Saved entries:
□ □ □ □ □

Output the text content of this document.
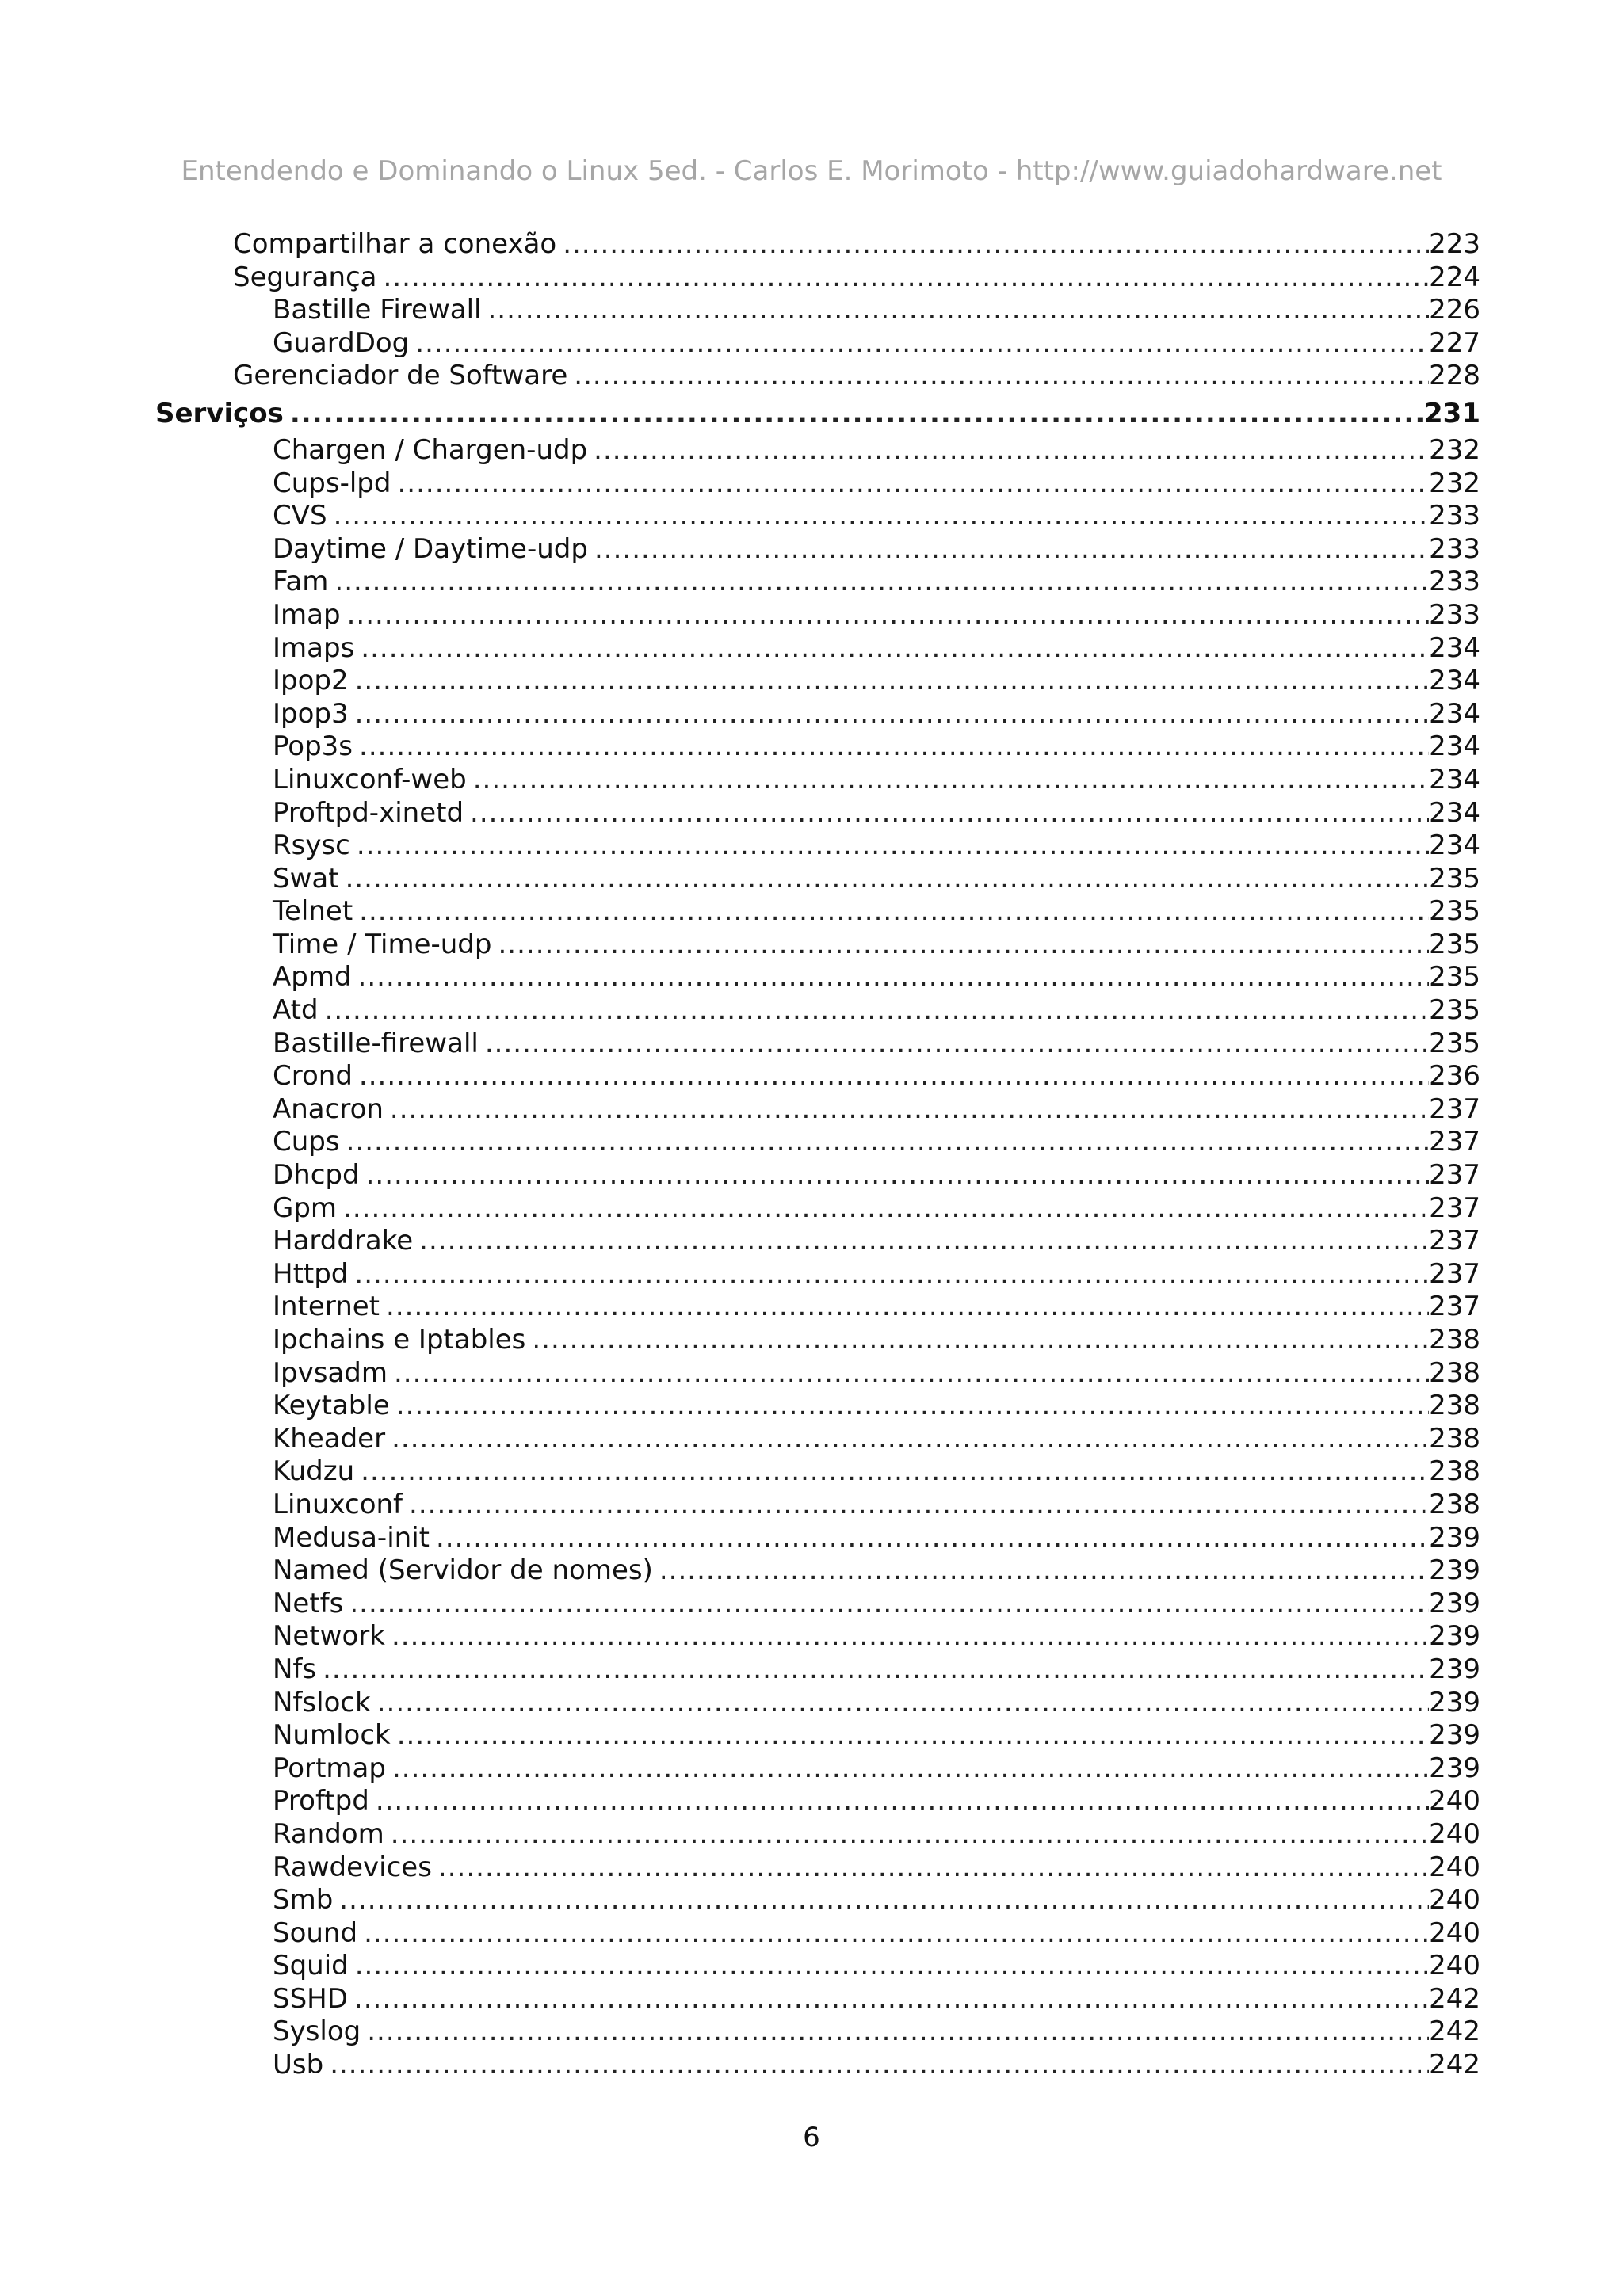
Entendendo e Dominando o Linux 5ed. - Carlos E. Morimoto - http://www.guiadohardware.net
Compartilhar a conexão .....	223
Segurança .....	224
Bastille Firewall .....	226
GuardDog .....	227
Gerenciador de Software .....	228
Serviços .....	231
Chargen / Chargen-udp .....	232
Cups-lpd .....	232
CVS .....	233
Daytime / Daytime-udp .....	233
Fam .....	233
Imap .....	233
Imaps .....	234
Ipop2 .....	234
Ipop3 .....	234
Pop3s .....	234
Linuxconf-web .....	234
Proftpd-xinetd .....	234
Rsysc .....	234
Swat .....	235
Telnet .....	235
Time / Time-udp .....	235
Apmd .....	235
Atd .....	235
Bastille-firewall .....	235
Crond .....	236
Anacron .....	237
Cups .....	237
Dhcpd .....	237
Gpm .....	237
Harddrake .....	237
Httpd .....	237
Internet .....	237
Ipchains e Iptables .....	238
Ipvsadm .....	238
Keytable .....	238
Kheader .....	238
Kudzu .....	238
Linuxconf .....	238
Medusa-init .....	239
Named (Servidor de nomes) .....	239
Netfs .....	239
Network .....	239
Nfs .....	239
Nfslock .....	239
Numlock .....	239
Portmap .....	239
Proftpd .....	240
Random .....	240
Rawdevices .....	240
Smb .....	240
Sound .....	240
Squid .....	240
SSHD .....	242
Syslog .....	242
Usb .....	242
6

□ □ □ □ □

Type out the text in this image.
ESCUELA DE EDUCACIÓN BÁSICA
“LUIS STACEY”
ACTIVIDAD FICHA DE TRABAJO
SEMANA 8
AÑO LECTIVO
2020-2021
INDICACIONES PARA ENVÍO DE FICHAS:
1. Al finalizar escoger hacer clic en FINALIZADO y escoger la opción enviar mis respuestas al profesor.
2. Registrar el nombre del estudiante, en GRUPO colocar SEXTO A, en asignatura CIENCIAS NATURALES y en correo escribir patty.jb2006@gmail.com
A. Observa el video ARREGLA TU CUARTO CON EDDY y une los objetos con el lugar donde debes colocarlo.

□ □ □ □ □

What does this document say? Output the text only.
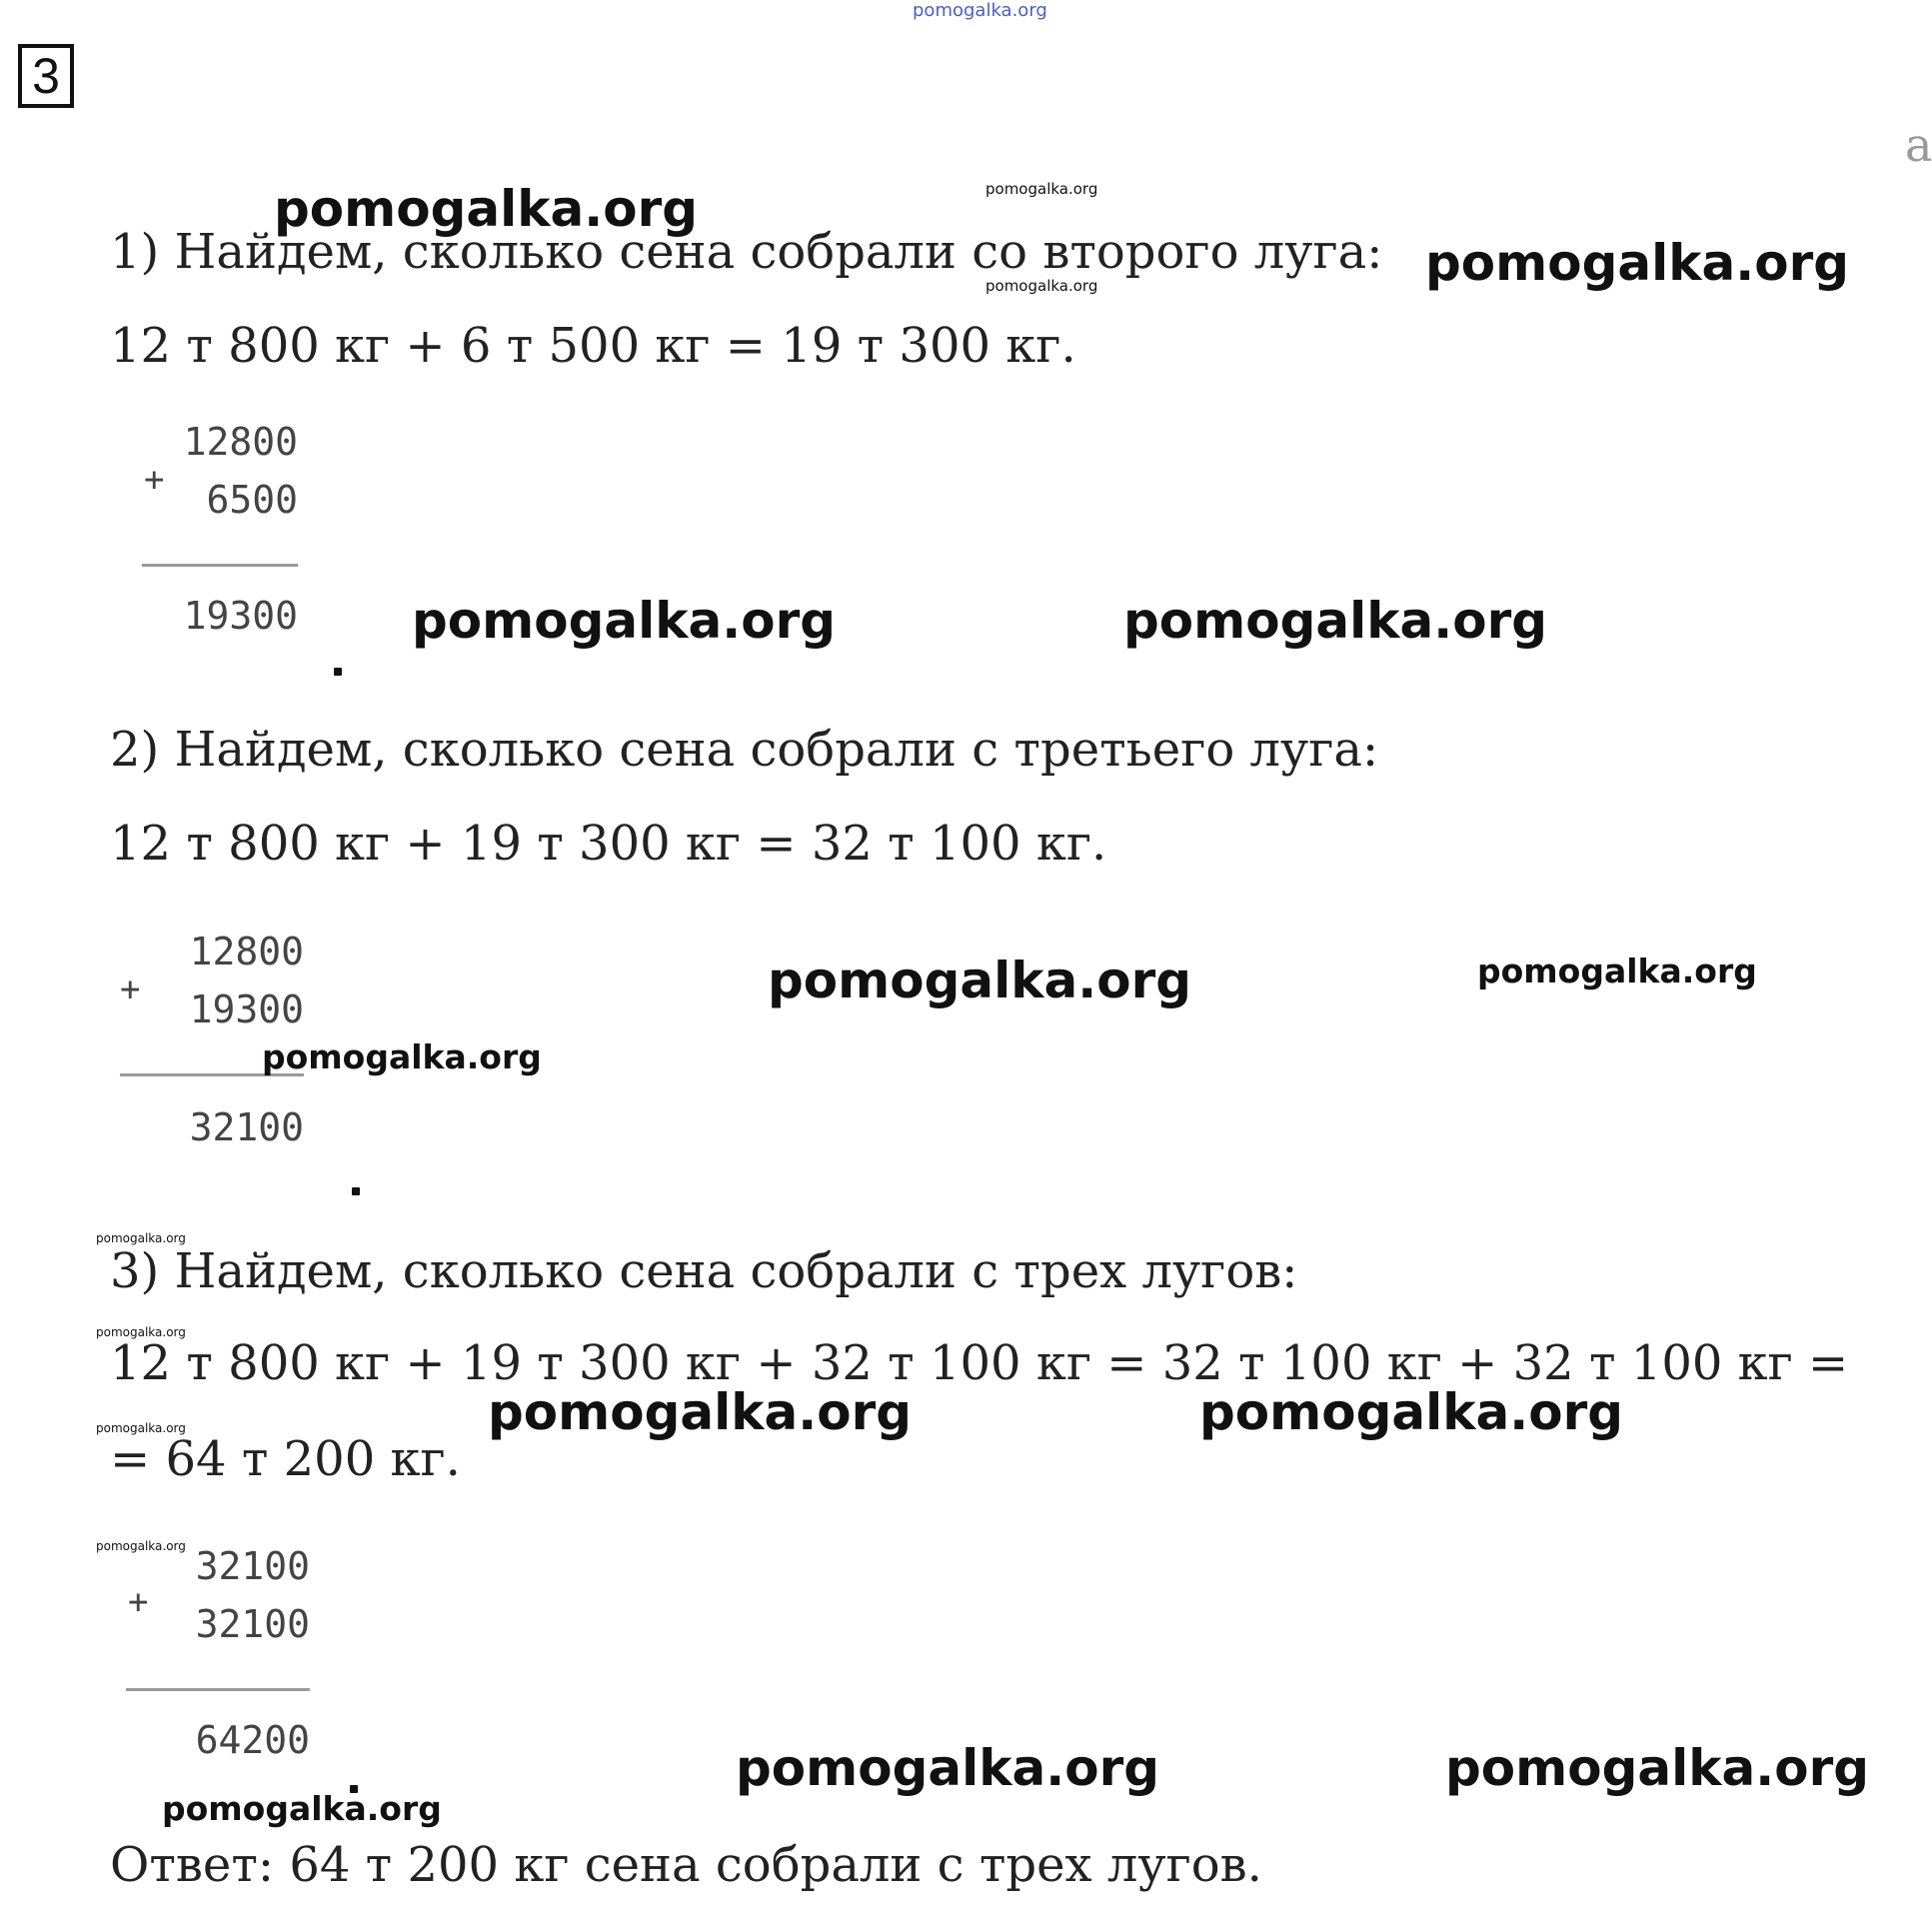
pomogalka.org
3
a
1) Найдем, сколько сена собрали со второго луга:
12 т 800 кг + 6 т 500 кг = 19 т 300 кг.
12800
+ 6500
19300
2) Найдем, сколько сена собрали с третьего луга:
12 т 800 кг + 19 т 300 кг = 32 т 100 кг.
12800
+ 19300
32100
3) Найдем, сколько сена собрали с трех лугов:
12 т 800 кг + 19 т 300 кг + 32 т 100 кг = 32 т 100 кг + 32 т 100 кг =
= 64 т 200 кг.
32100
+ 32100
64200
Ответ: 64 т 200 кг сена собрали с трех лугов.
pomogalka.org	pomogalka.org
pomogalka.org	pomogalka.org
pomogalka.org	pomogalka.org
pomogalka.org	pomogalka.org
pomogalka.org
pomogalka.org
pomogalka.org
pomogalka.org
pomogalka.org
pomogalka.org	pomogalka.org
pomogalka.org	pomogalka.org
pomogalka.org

□ □ □ □ □

- What is needed: Only a number is expected here: the count of lines in the listing that hold the string "сколько".

- Answer in full: 3